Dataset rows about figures
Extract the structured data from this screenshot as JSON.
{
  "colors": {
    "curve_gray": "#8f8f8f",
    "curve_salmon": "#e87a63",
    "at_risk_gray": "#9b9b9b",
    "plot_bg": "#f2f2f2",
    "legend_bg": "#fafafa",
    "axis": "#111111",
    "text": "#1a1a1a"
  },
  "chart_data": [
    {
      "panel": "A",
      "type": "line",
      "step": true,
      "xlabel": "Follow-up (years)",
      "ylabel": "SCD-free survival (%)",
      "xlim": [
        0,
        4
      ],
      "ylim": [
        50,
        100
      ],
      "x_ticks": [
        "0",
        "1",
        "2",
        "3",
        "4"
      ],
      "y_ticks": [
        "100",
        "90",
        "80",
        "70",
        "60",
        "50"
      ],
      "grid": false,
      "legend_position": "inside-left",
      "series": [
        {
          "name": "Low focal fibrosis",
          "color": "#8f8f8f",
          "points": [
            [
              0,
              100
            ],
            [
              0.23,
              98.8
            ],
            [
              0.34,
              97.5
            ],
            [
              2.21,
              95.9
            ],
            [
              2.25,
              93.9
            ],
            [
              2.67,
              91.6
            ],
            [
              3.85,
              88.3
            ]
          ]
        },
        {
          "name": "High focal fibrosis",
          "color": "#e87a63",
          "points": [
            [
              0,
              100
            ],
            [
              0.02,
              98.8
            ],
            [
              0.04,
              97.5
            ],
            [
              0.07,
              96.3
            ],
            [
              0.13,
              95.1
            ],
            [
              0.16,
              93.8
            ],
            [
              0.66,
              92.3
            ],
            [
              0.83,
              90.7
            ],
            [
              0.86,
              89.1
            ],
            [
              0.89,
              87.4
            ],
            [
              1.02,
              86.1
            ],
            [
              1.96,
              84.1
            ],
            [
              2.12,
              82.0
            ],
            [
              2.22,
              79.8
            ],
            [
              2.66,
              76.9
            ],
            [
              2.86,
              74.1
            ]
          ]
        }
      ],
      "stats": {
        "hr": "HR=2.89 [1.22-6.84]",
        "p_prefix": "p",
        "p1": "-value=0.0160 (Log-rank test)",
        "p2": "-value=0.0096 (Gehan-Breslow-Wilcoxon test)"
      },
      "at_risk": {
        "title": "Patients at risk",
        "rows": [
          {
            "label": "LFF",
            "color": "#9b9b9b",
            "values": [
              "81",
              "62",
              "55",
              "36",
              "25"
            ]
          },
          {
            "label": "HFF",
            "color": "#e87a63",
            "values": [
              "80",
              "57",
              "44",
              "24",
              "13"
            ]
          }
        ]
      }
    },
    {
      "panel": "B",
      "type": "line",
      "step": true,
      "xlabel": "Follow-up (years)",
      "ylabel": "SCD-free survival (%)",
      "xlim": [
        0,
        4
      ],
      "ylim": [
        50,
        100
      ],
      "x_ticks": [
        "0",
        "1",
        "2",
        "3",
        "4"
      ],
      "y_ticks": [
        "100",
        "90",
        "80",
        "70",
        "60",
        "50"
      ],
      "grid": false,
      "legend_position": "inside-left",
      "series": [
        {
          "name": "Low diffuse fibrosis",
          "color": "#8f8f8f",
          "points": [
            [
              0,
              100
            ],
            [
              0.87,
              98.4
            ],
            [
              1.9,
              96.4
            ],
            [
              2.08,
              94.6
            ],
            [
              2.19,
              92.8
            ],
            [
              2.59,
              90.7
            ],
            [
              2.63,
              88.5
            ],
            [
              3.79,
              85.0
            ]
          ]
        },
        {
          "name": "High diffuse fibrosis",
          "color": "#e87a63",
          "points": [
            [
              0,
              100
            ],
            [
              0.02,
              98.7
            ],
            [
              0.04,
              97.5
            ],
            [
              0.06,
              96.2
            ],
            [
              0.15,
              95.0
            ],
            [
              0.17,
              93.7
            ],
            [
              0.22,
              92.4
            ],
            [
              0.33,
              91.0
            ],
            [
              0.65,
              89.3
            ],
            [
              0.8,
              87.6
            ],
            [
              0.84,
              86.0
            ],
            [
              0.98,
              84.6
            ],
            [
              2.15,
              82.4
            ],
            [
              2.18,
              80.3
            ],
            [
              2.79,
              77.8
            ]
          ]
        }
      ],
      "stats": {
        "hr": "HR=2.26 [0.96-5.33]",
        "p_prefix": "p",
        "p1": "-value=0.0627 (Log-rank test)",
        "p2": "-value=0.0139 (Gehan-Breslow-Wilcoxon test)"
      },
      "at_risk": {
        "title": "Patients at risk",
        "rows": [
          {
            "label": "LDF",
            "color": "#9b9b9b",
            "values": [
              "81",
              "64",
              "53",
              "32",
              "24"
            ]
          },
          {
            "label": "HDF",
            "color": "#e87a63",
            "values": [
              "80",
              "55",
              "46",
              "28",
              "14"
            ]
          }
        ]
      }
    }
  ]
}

- Work instruction:
Once you have read the data, reproduce all of it exactly.

- Response:
Extract the structured data from this screenshot as JSON.
{
  "colors": {
    "curve_gray": "#8f8f8f",
    "curve_salmon": "#e87a63",
    "at_risk_gray": "#9b9b9b",
    "plot_bg": "#f2f2f2",
    "legend_bg": "#fafafa",
    "axis": "#111111",
    "text": "#1a1a1a"
  },
  "chart_data": [
    {
      "panel": "A",
      "type": "line",
      "step": true,
      "xlabel": "Follow-up (years)",
      "ylabel": "SCD-free survival (%)",
      "xlim": [
        0,
        4
      ],
      "ylim": [
        50,
        100
      ],
      "x_ticks": [
        "0",
        "1",
        "2",
        "3",
        "4"
      ],
      "y_ticks": [
        "100",
        "90",
        "80",
        "70",
        "60",
        "50"
      ],
      "grid": false,
      "legend_position": "inside-left",
      "series": [
        {
          "name": "Low focal fibrosis",
          "color": "#8f8f8f",
          "points": [
            [
              0,
              100
            ],
            [
              0.23,
              98.8
            ],
            [
              0.34,
              97.5
            ],
            [
              2.21,
              95.9
            ],
            [
              2.25,
              93.9
            ],
            [
              2.67,
              91.6
            ],
            [
              3.85,
              88.3
            ]
          ]
        },
        {
          "name": "High focal fibrosis",
          "color": "#e87a63",
          "points": [
            [
              0,
              100
            ],
            [
              0.02,
              98.8
            ],
            [
              0.04,
              97.5
            ],
            [
              0.07,
              96.3
            ],
            [
              0.13,
              95.1
            ],
            [
              0.16,
              93.8
            ],
            [
              0.66,
              92.3
            ],
            [
              0.83,
              90.7
            ],
            [
              0.86,
              89.1
            ],
            [
              0.89,
              87.4
            ],
            [
              1.02,
              86.1
            ],
            [
              1.96,
              84.1
            ],
            [
              2.12,
              82.0
            ],
            [
              2.22,
              79.8
            ],
            [
              2.66,
              76.9
            ],
            [
              2.86,
              74.1
            ]
          ]
        }
      ],
      "stats": {
        "hr": "HR=2.89 [1.22-6.84]",
        "p_prefix": "p",
        "p1": "-value=0.0160 (Log-rank test)",
        "p2": "-value=0.0096 (Gehan-Breslow-Wilcoxon test)"
      },
      "at_risk": {
        "title": "Patients at risk",
        "rows": [
          {
            "label": "LFF",
            "color": "#9b9b9b",
            "values": [
              "81",
              "62",
              "55",
              "36",
              "25"
            ]
          },
          {
            "label": "HFF",
            "color": "#e87a63",
            "values": [
              "80",
              "57",
              "44",
              "24",
              "13"
            ]
          }
        ]
      }
    },
    {
      "panel": "B",
      "type": "line",
      "step": true,
      "xlabel": "Follow-up (years)",
      "ylabel": "SCD-free survival (%)",
      "xlim": [
        0,
        4
      ],
      "ylim": [
        50,
        100
      ],
      "x_ticks": [
        "0",
        "1",
        "2",
        "3",
        "4"
      ],
      "y_ticks": [
        "100",
        "90",
        "80",
        "70",
        "60",
        "50"
      ],
      "grid": false,
      "legend_position": "inside-left",
      "series": [
        {
          "name": "Low diffuse fibrosis",
          "color": "#8f8f8f",
          "points": [
            [
              0,
              100
            ],
            [
              0.87,
              98.4
            ],
            [
              1.9,
              96.4
            ],
            [
              2.08,
              94.6
            ],
            [
              2.19,
              92.8
            ],
            [
              2.59,
              90.7
            ],
            [
              2.63,
              88.5
            ],
            [
              3.79,
              85.0
            ]
          ]
        },
        {
          "name": "High diffuse fibrosis",
          "color": "#e87a63",
          "points": [
            [
              0,
              100
            ],
            [
              0.02,
              98.7
            ],
            [
              0.04,
              97.5
            ],
            [
              0.06,
              96.2
            ],
            [
              0.15,
              95.0
            ],
            [
              0.17,
              93.7
            ],
            [
              0.22,
              92.4
            ],
            [
              0.33,
              91.0
            ],
            [
              0.65,
              89.3
            ],
            [
              0.8,
              87.6
            ],
            [
              0.84,
              86.0
            ],
            [
              0.98,
              84.6
            ],
            [
              2.15,
              82.4
            ],
            [
              2.18,
              80.3
            ],
            [
              2.79,
              77.8
            ]
          ]
        }
      ],
      "stats": {
        "hr": "HR=2.26 [0.96-5.33]",
        "p_prefix": "p",
        "p1": "-value=0.0627 (Log-rank test)",
        "p2": "-value=0.0139 (Gehan-Breslow-Wilcoxon test)"
      },
      "at_risk": {
        "title": "Patients at risk",
        "rows": [
          {
            "label": "LDF",
            "color": "#9b9b9b",
            "values": [
              "81",
              "64",
              "53",
              "32",
              "24"
            ]
          },
          {
            "label": "HDF",
            "color": "#e87a63",
            "values": [
              "80",
              "55",
              "46",
              "28",
              "14"
            ]
          }
        ]
      }
    }
  ]
}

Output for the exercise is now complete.